=== Required action ===
Your copy should match the entries exactly, except that it holds no pictures.

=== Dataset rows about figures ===
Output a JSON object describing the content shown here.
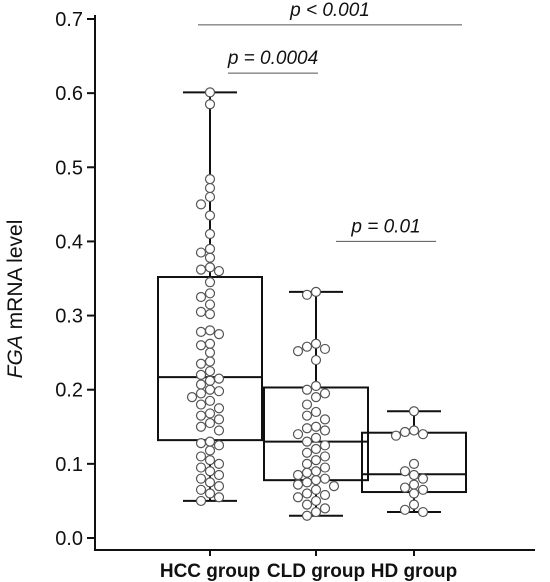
{
  "chart_data": {
    "type": "box",
    "ylabel_italic": "FGA",
    "ylabel_rest": " mRNA level",
    "ylim": [
      0,
      0.7
    ],
    "yticks": [
      "0.0",
      "0.1",
      "0.2",
      "0.3",
      "0.4",
      "0.5",
      "0.6",
      "0.7"
    ],
    "grid": false,
    "categories": [
      "HCC group",
      "CLD group",
      "HD group"
    ],
    "boxes": [
      {
        "name": "HCC group",
        "whisker_low": 0.05,
        "q1": 0.132,
        "median": 0.217,
        "q3": 0.352,
        "whisker_high": 0.601,
        "points": [
          0.601,
          0.585,
          0.484,
          0.472,
          0.46,
          0.45,
          0.435,
          0.41,
          0.39,
          0.385,
          0.378,
          0.365,
          0.362,
          0.36,
          0.345,
          0.33,
          0.325,
          0.315,
          0.305,
          0.302,
          0.28,
          0.278,
          0.275,
          0.262,
          0.26,
          0.25,
          0.238,
          0.235,
          0.225,
          0.22,
          0.215,
          0.212,
          0.207,
          0.2,
          0.198,
          0.195,
          0.19,
          0.185,
          0.18,
          0.175,
          0.168,
          0.165,
          0.16,
          0.155,
          0.15,
          0.145,
          0.13,
          0.128,
          0.125,
          0.118,
          0.11,
          0.105,
          0.1,
          0.095,
          0.09,
          0.085,
          0.08,
          0.075,
          0.07,
          0.065,
          0.06,
          0.055,
          0.05
        ]
      },
      {
        "name": "CLD group",
        "whisker_low": 0.03,
        "q1": 0.078,
        "median": 0.13,
        "q3": 0.203,
        "whisker_high": 0.332,
        "points": [
          0.332,
          0.328,
          0.262,
          0.258,
          0.255,
          0.252,
          0.24,
          0.205,
          0.2,
          0.195,
          0.19,
          0.18,
          0.17,
          0.165,
          0.16,
          0.15,
          0.148,
          0.145,
          0.14,
          0.135,
          0.13,
          0.125,
          0.12,
          0.115,
          0.11,
          0.105,
          0.1,
          0.095,
          0.09,
          0.088,
          0.085,
          0.08,
          0.078,
          0.075,
          0.072,
          0.07,
          0.065,
          0.06,
          0.058,
          0.055,
          0.05,
          0.045,
          0.04,
          0.035,
          0.03
        ]
      },
      {
        "name": "HD group",
        "whisker_low": 0.035,
        "q1": 0.062,
        "median": 0.086,
        "q3": 0.142,
        "whisker_high": 0.171,
        "points": [
          0.171,
          0.145,
          0.143,
          0.14,
          0.138,
          0.1,
          0.09,
          0.085,
          0.08,
          0.072,
          0.068,
          0.065,
          0.06,
          0.045,
          0.038,
          0.035
        ]
      }
    ],
    "annotations": [
      {
        "text": "p < 0.001",
        "from": "HCC group",
        "to": "HD group",
        "y": 0.692
      },
      {
        "text": "p = 0.0004",
        "from": "HCC group",
        "to": "CLD group",
        "y": 0.627
      },
      {
        "text": "p = 0.01",
        "from": "CLD group",
        "to": "HD group",
        "y": 0.4
      }
    ]
  }
}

=== Answer below ===
Output a JSON object describing the content shown here.
{
  "chart_data": {
    "type": "box",
    "ylabel_italic": "FGA",
    "ylabel_rest": " mRNA level",
    "ylim": [
      0,
      0.7
    ],
    "yticks": [
      "0.0",
      "0.1",
      "0.2",
      "0.3",
      "0.4",
      "0.5",
      "0.6",
      "0.7"
    ],
    "grid": false,
    "categories": [
      "HCC group",
      "CLD group",
      "HD group"
    ],
    "boxes": [
      {
        "name": "HCC group",
        "whisker_low": 0.05,
        "q1": 0.132,
        "median": 0.217,
        "q3": 0.352,
        "whisker_high": 0.601,
        "points": [
          0.601,
          0.585,
          0.484,
          0.472,
          0.46,
          0.45,
          0.435,
          0.41,
          0.39,
          0.385,
          0.378,
          0.365,
          0.362,
          0.36,
          0.345,
          0.33,
          0.325,
          0.315,
          0.305,
          0.302,
          0.28,
          0.278,
          0.275,
          0.262,
          0.26,
          0.25,
          0.238,
          0.235,
          0.225,
          0.22,
          0.215,
          0.212,
          0.207,
          0.2,
          0.198,
          0.195,
          0.19,
          0.185,
          0.18,
          0.175,
          0.168,
          0.165,
          0.16,
          0.155,
          0.15,
          0.145,
          0.13,
          0.128,
          0.125,
          0.118,
          0.11,
          0.105,
          0.1,
          0.095,
          0.09,
          0.085,
          0.08,
          0.075,
          0.07,
          0.065,
          0.06,
          0.055,
          0.05
        ]
      },
      {
        "name": "CLD group",
        "whisker_low": 0.03,
        "q1": 0.078,
        "median": 0.13,
        "q3": 0.203,
        "whisker_high": 0.332,
        "points": [
          0.332,
          0.328,
          0.262,
          0.258,
          0.255,
          0.252,
          0.24,
          0.205,
          0.2,
          0.195,
          0.19,
          0.18,
          0.17,
          0.165,
          0.16,
          0.15,
          0.148,
          0.145,
          0.14,
          0.135,
          0.13,
          0.125,
          0.12,
          0.115,
          0.11,
          0.105,
          0.1,
          0.095,
          0.09,
          0.088,
          0.085,
          0.08,
          0.078,
          0.075,
          0.072,
          0.07,
          0.065,
          0.06,
          0.058,
          0.055,
          0.05,
          0.045,
          0.04,
          0.035,
          0.03
        ]
      },
      {
        "name": "HD group",
        "whisker_low": 0.035,
        "q1": 0.062,
        "median": 0.086,
        "q3": 0.142,
        "whisker_high": 0.171,
        "points": [
          0.171,
          0.145,
          0.143,
          0.14,
          0.138,
          0.1,
          0.09,
          0.085,
          0.08,
          0.072,
          0.068,
          0.065,
          0.06,
          0.045,
          0.038,
          0.035
        ]
      }
    ],
    "annotations": [
      {
        "text": "p < 0.001",
        "from": "HCC group",
        "to": "HD group",
        "y": 0.692
      },
      {
        "text": "p = 0.0004",
        "from": "HCC group",
        "to": "CLD group",
        "y": 0.627
      },
      {
        "text": "p = 0.01",
        "from": "CLD group",
        "to": "HD group",
        "y": 0.4
      }
    ]
  }
}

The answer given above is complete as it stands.